= Exercise brief =
Give every line of the data again, unchanged, but with no pictures.
## BEGIN Materials provided
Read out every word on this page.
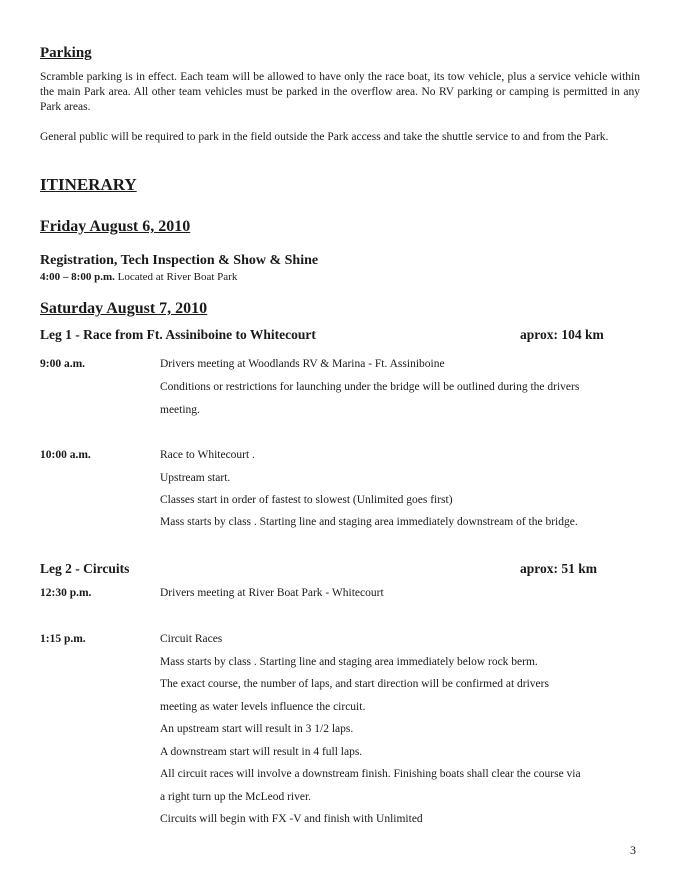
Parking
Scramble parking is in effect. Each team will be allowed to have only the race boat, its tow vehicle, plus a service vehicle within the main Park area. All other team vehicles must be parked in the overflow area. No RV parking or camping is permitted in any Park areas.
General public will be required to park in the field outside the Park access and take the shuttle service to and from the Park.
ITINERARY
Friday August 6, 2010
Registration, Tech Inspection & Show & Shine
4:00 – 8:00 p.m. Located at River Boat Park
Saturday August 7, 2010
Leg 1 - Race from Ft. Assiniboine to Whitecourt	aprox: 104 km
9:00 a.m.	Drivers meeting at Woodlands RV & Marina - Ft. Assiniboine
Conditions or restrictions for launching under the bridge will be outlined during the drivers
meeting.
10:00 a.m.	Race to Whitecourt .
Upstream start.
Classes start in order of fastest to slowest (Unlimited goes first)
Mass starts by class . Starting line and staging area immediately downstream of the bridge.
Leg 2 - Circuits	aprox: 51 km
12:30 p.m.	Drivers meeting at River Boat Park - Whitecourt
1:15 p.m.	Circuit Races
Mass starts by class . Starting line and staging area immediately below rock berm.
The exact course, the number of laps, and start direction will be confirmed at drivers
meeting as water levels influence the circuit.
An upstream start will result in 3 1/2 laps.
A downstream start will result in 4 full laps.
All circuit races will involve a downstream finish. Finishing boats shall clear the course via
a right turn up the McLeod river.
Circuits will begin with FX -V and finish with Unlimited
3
## END Materials provided
= Written response =
Read out every word on this page.
Parking
Scramble parking is in effect. Each team will be allowed to have only the race boat, its tow vehicle, plus a service vehicle within the main Park area. All other team vehicles must be parked in the overflow area. No RV parking or camping is permitted in any Park areas.
General public will be required to park in the field outside the Park access and take the shuttle service to and from the Park.
ITINERARY
Friday August 6, 2010
Registration, Tech Inspection & Show & Shine
4:00 – 8:00 p.m. Located at River Boat Park
Saturday August 7, 2010
Leg 1 - Race from Ft. Assiniboine to Whitecourt	aprox: 104 km
9:00 a.m.	Drivers meeting at Woodlands RV & Marina - Ft. Assiniboine
Conditions or restrictions for launching under the bridge will be outlined during the drivers
meeting.
10:00 a.m.	Race to Whitecourt .
Upstream start.
Classes start in order of fastest to slowest (Unlimited goes first)
Mass starts by class . Starting line and staging area immediately downstream of the bridge.
Leg 2 - Circuits	aprox: 51 km
12:30 p.m.	Drivers meeting at River Boat Park - Whitecourt
1:15 p.m.	Circuit Races
Mass starts by class . Starting line and staging area immediately below rock berm.
The exact course, the number of laps, and start direction will be confirmed at drivers
meeting as water levels influence the circuit.
An upstream start will result in 3 1/2 laps.
A downstream start will result in 4 full laps.
All circuit races will involve a downstream finish. Finishing boats shall clear the course via
a right turn up the McLeod river.
Circuits will begin with FX -V and finish with Unlimited
3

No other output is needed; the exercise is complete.